** START **

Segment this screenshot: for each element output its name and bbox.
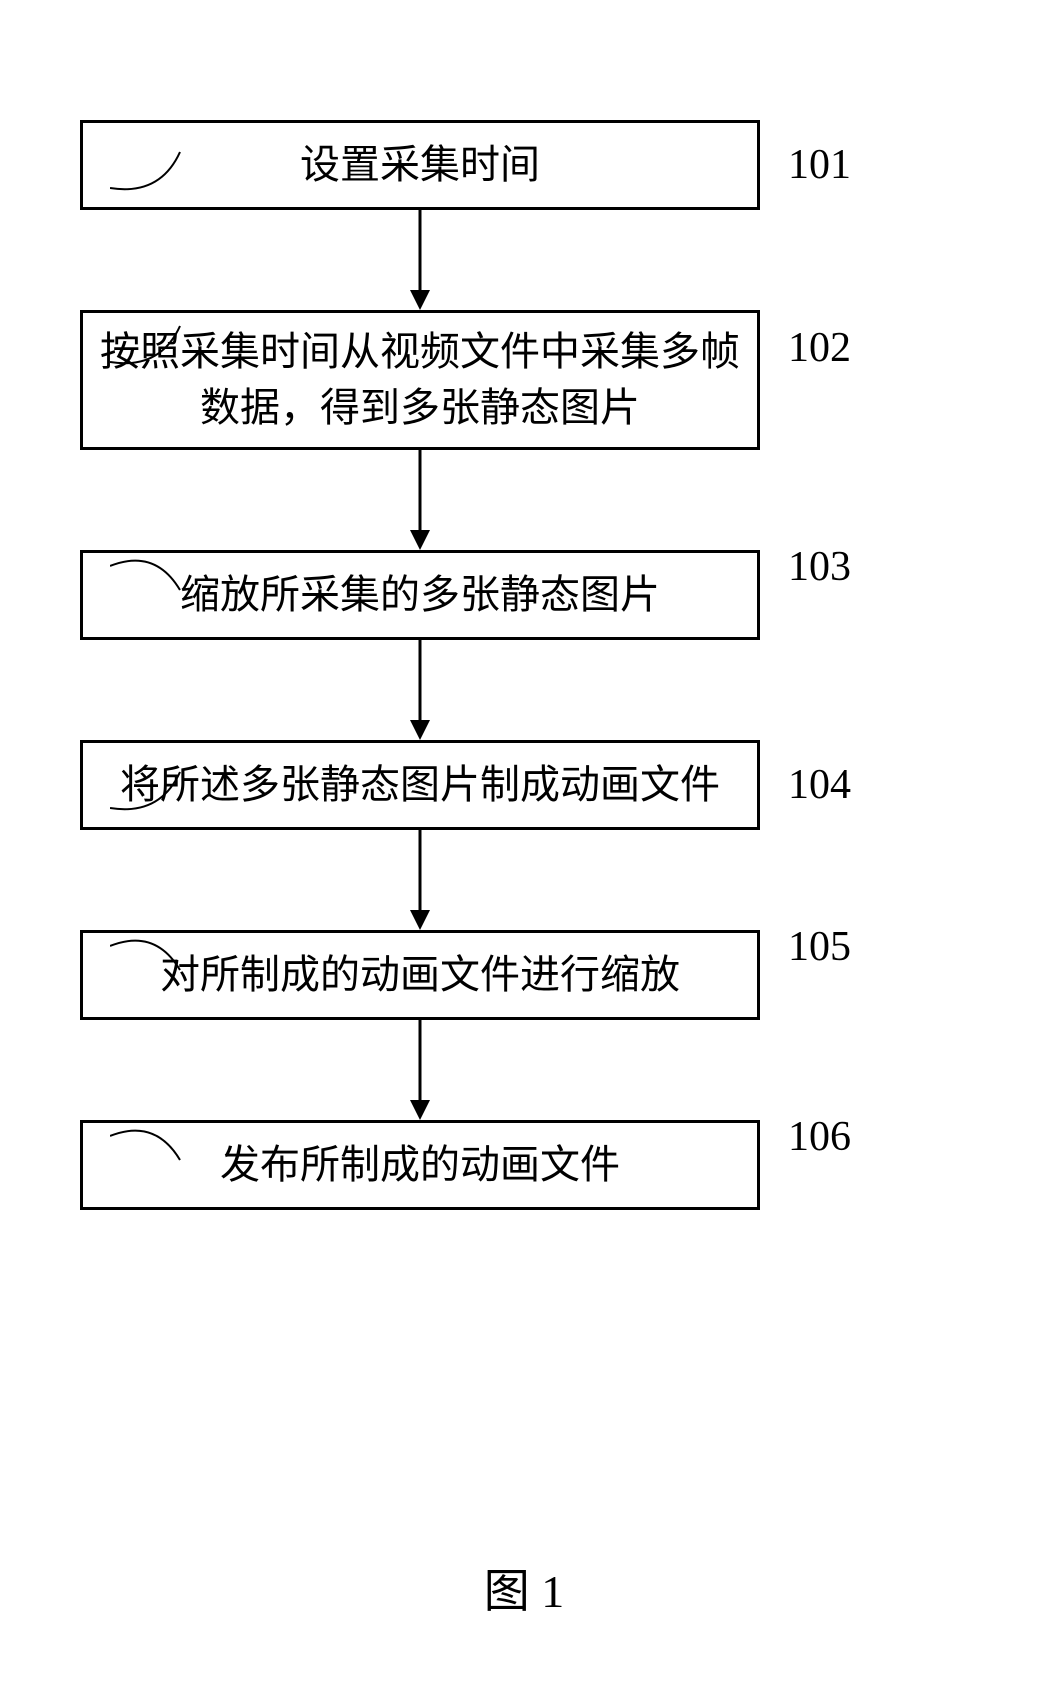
flow-step: 对所制成的动画文件进行缩放 105 [80,930,960,1020]
step-label: 101 [788,141,851,189]
flow-text: 对所制成的动画文件进行缩放 [160,947,680,1003]
connector-curve-icon [110,768,210,828]
step-label: 102 [788,324,851,372]
flow-step: 发布所制成的动画文件 106 [80,1120,960,1210]
flow-text: 发布所制成的动画文件 [220,1137,620,1193]
arrow-down-icon [80,210,760,310]
step-label: 106 [788,1113,851,1161]
step-label: 103 [788,543,851,591]
flowchart-container: 设置采集时间 101 按照采集时间从视频文件中采集多帧 数据，得到多张静态图片 … [80,120,960,1210]
arrow-down-icon [80,830,760,930]
flow-text: 缩放所采集的多张静态图片 [180,567,660,623]
step-label: 104 [788,761,851,809]
flow-step: 缩放所采集的多张静态图片 103 [80,550,960,640]
connector-curve-icon [110,538,210,598]
flow-step: 设置采集时间 101 [80,120,960,210]
flow-text: 设置采集时间 [300,137,540,193]
figure-caption: 图 1 [0,1555,1048,1621]
step-label: 105 [788,923,851,971]
flow-text: 数据，得到多张静态图片 [200,380,640,436]
arrow-down-icon [80,1020,760,1120]
flow-step: 将所述多张静态图片制成动画文件 104 [80,740,960,830]
connector-curve-icon [110,148,210,208]
connector-curve-icon [110,1108,210,1168]
connector-curve-icon [110,322,210,382]
arrow-down-icon [80,450,760,550]
connector-curve-icon [110,918,210,978]
flow-step: 按照采集时间从视频文件中采集多帧 数据，得到多张静态图片 102 [80,310,960,450]
arrow-down-icon [80,640,760,740]
flow-text: 将所述多张静态图片制成动画文件 [120,757,720,813]
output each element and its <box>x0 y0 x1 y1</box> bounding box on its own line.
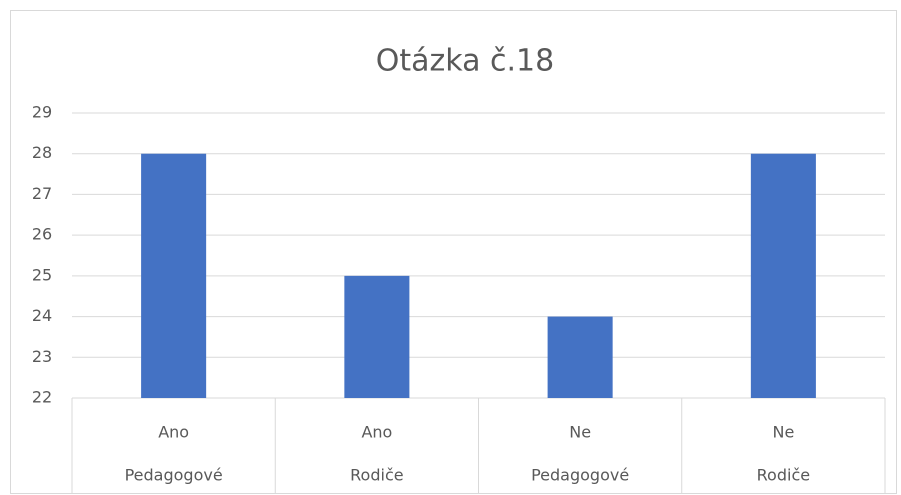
x-tick-label: Pedagogové <box>125 466 223 485</box>
x-tick-label: Ne <box>772 423 794 442</box>
y-tick-label: 25 <box>32 265 52 284</box>
chart-title: Otázka č.18 <box>376 44 554 79</box>
x-tick-label: Ne <box>569 423 591 442</box>
x-tick-label: Rodiče <box>350 466 403 485</box>
y-tick-label: 29 <box>32 103 52 122</box>
bar <box>547 316 613 398</box>
bar <box>750 153 816 398</box>
bar <box>141 153 207 398</box>
x-tick-label: Pedagogové <box>531 466 629 485</box>
x-tick-label: Rodiče <box>757 466 810 485</box>
y-tick-label: 28 <box>32 143 52 162</box>
y-tick-label: 27 <box>32 184 52 203</box>
bar <box>344 275 410 398</box>
y-tick-label: 22 <box>32 388 52 407</box>
y-tick-label: 26 <box>32 225 52 244</box>
y-tick-label: 24 <box>32 306 52 325</box>
x-tick-label: Ano <box>158 423 189 442</box>
y-tick-label: 23 <box>32 347 52 366</box>
x-tick-label: Ano <box>361 423 392 442</box>
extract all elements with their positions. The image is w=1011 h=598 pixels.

** END **

» **Problem statement**: Print the data again, line for line and unchanged, covering the stretch from the line containing "x-tick-label: Pedagogové <box>125" through the line containing "y-tick-label: 23 <box>32 347 52 366</box>", both included, and nothing outside it.

» **Response to this task**:
x-tick-label: Pedagogové <box>125 466 223 485</box>
x-tick-label: Ne <box>772 423 794 442</box>
y-tick-label: 25 <box>32 265 52 284</box>
chart-title: Otázka č.18 <box>376 44 554 79</box>
x-tick-label: Ne <box>569 423 591 442</box>
x-tick-label: Rodiče <box>350 466 403 485</box>
y-tick-label: 29 <box>32 103 52 122</box>
bar <box>547 316 613 398</box>
bar <box>750 153 816 398</box>
bar <box>141 153 207 398</box>
x-tick-label: Pedagogové <box>531 466 629 485</box>
x-tick-label: Rodiče <box>757 466 810 485</box>
y-tick-label: 28 <box>32 143 52 162</box>
y-tick-label: 27 <box>32 184 52 203</box>
bar <box>344 275 410 398</box>
y-tick-label: 22 <box>32 388 52 407</box>
y-tick-label: 26 <box>32 225 52 244</box>
y-tick-label: 24 <box>32 306 52 325</box>
x-tick-label: Ano <box>158 423 189 442</box>
y-tick-label: 23 <box>32 347 52 366</box>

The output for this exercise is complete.